##### PROVIDED DATA

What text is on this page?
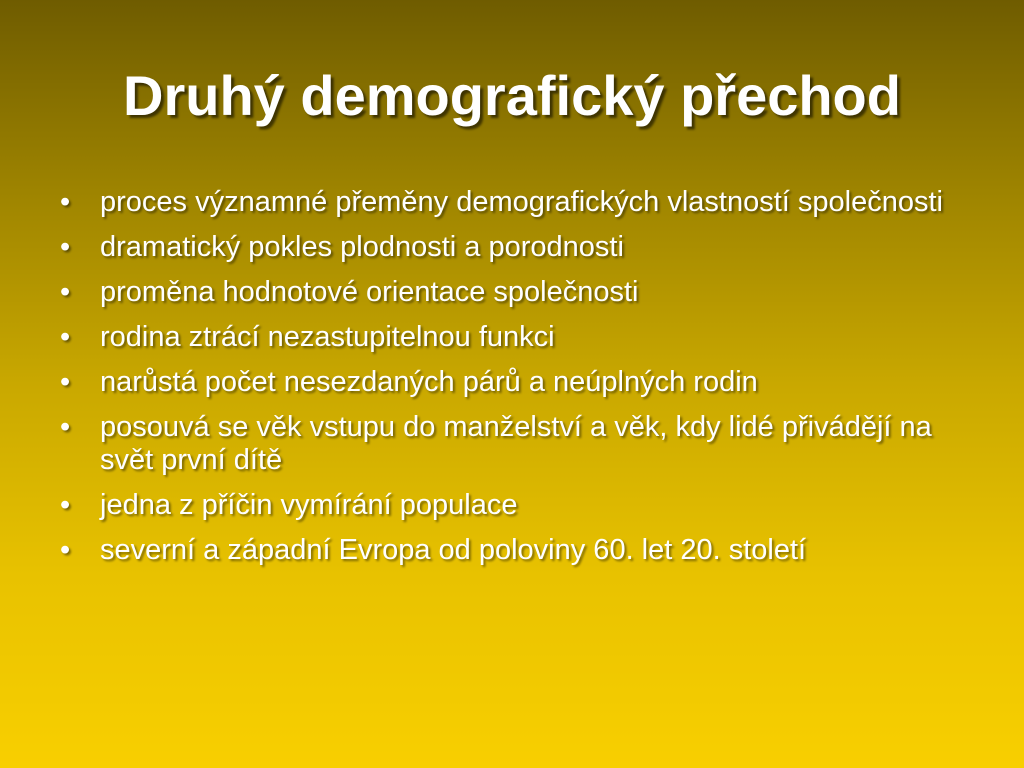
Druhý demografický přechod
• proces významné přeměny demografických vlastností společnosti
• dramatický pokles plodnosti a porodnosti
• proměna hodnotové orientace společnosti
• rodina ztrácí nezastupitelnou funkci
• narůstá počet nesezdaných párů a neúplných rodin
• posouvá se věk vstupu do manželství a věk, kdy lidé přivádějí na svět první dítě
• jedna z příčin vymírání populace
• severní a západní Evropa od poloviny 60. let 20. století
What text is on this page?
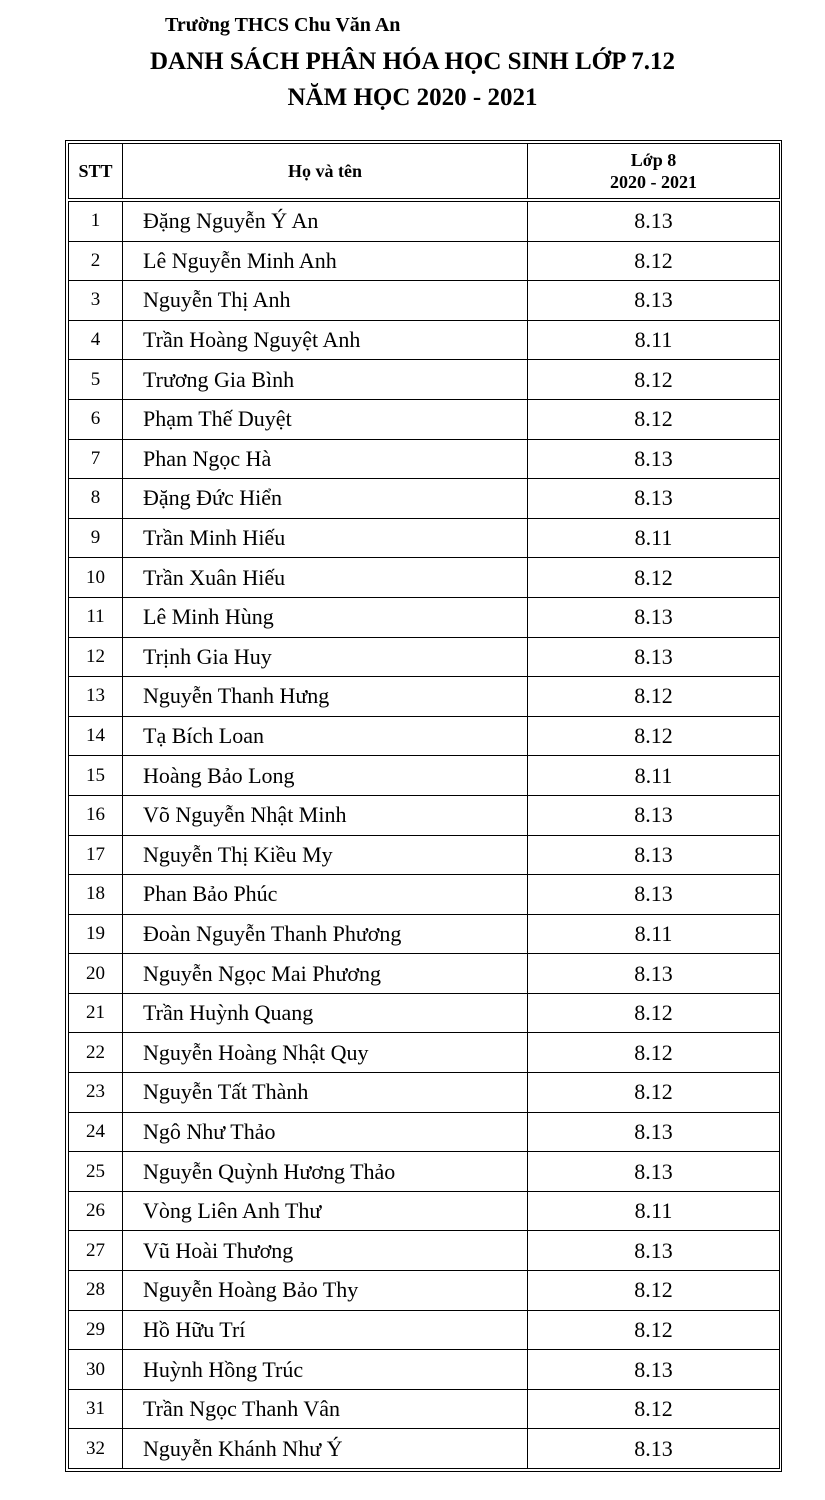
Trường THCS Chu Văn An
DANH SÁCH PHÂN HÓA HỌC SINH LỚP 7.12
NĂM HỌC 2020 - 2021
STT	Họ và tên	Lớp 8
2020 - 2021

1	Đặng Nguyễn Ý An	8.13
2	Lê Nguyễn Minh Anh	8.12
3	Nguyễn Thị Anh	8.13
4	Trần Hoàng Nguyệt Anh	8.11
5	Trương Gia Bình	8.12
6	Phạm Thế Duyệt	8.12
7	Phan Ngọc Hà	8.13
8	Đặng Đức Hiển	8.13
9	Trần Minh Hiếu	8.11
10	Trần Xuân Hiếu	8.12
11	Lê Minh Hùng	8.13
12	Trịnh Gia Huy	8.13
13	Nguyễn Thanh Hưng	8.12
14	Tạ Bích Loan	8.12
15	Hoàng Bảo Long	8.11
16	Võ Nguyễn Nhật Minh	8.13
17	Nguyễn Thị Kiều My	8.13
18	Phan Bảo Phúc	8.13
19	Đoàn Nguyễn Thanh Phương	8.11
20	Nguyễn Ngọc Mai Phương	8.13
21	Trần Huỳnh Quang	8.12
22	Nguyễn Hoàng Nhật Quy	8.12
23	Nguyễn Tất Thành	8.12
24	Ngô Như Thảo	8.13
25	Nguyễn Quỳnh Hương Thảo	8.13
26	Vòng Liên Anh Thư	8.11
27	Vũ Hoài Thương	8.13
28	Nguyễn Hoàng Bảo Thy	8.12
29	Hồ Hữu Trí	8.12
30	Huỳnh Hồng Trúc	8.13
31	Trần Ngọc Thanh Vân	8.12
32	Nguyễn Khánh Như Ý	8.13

##########

> **WRITTEN INSTRUCTION**
Keep the pictures out of the copy and return the rest of the data above exactly.

> **COMPLETED EXERCISE**
What text is on this page?
Druhý demografický přechod
• proces významné přeměny demografických vlastností společnosti
• dramatický pokles plodnosti a porodnosti
• proměna hodnotové orientace společnosti
• rodina ztrácí nezastupitelnou funkci
• narůstá počet nesezdaných párů a neúplných rodin
• posouvá se věk vstupu do manželství a věk, kdy lidé přivádějí na svět první dítě
• jedna z příčin vymírání populace
• severní a západní Evropa od poloviny 60. let 20. století
What text is on this page?
Trường THCS Chu Văn An
DANH SÁCH PHÂN HÓA HỌC SINH LỚP 7.12
NĂM HỌC 2020 - 2021
STT	Họ và tên	Lớp 8
2020 - 2021

1	Đặng Nguyễn Ý An	8.13
2	Lê Nguyễn Minh Anh	8.12
3	Nguyễn Thị Anh	8.13
4	Trần Hoàng Nguyệt Anh	8.11
5	Trương Gia Bình	8.12
6	Phạm Thế Duyệt	8.12
7	Phan Ngọc Hà	8.13
8	Đặng Đức Hiển	8.13
9	Trần Minh Hiếu	8.11
10	Trần Xuân Hiếu	8.12
11	Lê Minh Hùng	8.13
12	Trịnh Gia Huy	8.13
13	Nguyễn Thanh Hưng	8.12
14	Tạ Bích Loan	8.12
15	Hoàng Bảo Long	8.11
16	Võ Nguyễn Nhật Minh	8.13
17	Nguyễn Thị Kiều My	8.13
18	Phan Bảo Phúc	8.13
19	Đoàn Nguyễn Thanh Phương	8.11
20	Nguyễn Ngọc Mai Phương	8.13
21	Trần Huỳnh Quang	8.12
22	Nguyễn Hoàng Nhật Quy	8.12
23	Nguyễn Tất Thành	8.12
24	Ngô Như Thảo	8.13
25	Nguyễn Quỳnh Hương Thảo	8.13
26	Vòng Liên Anh Thư	8.11
27	Vũ Hoài Thương	8.13
28	Nguyễn Hoàng Bảo Thy	8.12
29	Hồ Hữu Trí	8.12
30	Huỳnh Hồng Trúc	8.13
31	Trần Ngọc Thanh Vân	8.12
32	Nguyễn Khánh Như Ý	8.13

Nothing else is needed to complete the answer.